++++ Stored records

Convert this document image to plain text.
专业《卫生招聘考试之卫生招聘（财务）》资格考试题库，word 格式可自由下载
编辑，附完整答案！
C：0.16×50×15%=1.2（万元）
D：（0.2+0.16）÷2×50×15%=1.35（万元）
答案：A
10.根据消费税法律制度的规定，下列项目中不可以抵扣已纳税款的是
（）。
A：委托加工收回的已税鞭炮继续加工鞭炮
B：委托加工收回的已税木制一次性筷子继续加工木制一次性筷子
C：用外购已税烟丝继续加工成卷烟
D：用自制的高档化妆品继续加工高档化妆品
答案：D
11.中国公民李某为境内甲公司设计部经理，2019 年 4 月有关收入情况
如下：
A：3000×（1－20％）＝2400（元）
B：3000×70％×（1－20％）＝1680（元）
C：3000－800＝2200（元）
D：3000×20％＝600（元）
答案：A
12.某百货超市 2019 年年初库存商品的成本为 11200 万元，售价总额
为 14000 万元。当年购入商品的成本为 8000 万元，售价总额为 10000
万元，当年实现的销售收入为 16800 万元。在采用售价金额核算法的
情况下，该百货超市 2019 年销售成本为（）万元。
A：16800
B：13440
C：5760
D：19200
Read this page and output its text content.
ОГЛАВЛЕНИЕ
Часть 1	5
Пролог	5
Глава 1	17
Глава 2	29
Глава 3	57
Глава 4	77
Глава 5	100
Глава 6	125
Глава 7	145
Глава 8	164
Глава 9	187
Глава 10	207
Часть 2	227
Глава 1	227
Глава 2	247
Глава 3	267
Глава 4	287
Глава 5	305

++++++++

Given exercise: Go through the entries above and copy every line containing "text".

Answer below:
Convert this document image to plain text.
Read this page and output its text content.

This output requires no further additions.